[What is asked]: Gather the lines below that include the string "JSON", copying each in full.

[Task inputs]:
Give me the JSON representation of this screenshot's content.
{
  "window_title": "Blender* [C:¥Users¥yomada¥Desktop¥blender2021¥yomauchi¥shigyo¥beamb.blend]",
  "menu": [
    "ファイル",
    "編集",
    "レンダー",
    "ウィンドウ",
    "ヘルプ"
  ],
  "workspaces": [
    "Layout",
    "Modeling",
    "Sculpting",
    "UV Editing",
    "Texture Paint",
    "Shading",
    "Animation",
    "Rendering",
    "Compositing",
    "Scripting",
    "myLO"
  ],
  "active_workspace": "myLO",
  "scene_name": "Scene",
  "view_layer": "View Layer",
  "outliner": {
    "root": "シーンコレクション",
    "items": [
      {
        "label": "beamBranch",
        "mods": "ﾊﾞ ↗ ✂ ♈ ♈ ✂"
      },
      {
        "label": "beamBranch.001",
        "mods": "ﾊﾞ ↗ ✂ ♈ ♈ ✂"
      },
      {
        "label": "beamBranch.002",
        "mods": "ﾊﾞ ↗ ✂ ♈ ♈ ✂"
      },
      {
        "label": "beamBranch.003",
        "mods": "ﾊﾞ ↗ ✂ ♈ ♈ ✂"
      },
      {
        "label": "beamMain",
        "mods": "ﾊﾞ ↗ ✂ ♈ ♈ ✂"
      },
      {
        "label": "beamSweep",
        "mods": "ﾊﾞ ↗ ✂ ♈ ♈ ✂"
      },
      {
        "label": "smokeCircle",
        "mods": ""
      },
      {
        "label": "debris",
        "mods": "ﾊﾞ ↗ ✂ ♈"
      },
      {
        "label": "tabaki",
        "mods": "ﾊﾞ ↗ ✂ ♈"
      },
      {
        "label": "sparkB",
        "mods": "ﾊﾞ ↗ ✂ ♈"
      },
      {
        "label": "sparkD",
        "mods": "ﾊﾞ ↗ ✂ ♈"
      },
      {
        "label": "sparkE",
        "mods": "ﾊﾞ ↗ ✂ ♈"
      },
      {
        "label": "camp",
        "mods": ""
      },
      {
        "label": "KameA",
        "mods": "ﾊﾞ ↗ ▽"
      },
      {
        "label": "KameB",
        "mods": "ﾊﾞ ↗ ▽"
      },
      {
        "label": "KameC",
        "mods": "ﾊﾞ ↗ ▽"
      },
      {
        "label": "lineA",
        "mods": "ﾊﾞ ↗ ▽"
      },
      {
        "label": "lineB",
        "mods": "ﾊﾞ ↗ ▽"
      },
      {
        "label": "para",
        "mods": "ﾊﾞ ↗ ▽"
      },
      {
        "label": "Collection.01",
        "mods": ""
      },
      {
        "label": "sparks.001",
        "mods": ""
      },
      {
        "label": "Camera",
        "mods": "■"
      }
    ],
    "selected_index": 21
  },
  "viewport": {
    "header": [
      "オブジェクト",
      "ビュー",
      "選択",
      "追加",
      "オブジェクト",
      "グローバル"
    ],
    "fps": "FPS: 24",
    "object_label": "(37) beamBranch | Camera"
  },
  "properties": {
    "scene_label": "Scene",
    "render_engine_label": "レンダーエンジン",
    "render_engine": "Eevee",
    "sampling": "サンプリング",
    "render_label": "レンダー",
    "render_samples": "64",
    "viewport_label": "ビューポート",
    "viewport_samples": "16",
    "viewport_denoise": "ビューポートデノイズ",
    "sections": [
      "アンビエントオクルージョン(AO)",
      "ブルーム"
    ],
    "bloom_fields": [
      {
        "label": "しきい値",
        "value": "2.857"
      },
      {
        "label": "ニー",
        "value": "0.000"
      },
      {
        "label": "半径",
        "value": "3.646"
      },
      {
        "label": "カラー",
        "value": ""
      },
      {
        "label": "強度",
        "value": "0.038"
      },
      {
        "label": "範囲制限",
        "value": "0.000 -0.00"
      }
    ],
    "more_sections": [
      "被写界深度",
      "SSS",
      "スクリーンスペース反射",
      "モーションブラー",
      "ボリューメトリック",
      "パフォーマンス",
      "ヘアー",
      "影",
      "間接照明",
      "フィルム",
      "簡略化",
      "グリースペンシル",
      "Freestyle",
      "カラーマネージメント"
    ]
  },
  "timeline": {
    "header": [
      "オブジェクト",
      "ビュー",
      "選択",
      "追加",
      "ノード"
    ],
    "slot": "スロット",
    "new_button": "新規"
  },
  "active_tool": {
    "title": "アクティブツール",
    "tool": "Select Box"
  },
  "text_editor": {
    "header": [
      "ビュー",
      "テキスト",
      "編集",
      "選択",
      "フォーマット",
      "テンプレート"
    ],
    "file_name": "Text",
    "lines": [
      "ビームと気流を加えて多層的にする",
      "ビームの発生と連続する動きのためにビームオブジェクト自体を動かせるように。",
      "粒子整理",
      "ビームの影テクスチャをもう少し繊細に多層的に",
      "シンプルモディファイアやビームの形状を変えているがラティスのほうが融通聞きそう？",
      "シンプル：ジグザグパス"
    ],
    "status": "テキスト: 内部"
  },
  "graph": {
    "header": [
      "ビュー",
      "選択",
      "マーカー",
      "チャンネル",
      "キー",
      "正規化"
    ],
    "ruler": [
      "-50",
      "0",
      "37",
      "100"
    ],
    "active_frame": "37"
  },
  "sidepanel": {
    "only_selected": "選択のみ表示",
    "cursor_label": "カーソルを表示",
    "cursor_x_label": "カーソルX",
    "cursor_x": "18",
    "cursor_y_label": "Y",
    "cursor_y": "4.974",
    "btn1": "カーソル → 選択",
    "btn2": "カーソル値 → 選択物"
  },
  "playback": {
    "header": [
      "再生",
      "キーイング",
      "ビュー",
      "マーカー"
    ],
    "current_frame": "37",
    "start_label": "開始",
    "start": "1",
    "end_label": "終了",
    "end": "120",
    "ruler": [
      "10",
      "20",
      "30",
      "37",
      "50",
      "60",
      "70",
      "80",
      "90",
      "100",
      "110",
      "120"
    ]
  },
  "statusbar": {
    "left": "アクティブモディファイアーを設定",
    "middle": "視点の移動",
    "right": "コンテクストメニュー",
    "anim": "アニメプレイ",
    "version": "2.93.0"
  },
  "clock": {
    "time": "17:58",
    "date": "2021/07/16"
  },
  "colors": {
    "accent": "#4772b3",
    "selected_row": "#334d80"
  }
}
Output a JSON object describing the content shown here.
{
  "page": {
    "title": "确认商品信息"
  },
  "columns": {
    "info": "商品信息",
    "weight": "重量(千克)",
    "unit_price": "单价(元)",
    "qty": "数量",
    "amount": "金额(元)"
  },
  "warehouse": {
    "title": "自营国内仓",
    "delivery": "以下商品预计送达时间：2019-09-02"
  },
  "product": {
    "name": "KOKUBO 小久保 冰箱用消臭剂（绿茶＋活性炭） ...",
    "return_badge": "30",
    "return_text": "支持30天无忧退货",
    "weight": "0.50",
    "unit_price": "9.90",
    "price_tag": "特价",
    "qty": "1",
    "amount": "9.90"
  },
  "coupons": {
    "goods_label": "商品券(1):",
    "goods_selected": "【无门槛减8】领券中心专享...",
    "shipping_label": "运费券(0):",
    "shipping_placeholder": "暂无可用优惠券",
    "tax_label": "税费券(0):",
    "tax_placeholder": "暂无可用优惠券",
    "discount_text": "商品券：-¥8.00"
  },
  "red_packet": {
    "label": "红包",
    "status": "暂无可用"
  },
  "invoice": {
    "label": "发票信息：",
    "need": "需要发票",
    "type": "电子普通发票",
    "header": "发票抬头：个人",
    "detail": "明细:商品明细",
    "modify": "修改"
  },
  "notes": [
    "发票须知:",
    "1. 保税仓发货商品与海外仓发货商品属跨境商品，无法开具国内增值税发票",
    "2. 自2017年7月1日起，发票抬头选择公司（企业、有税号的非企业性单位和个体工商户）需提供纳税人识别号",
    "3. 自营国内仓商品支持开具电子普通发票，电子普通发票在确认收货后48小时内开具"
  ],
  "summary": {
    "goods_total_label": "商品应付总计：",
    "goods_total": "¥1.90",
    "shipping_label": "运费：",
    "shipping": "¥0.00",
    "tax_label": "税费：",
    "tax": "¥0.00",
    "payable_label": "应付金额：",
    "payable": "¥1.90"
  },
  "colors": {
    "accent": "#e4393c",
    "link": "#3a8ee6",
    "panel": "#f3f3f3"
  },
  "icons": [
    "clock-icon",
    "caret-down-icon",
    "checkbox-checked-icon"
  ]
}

[Written response]:
Give me the JSON representation of this screenshot's content.
Output a JSON object describing the content shown here.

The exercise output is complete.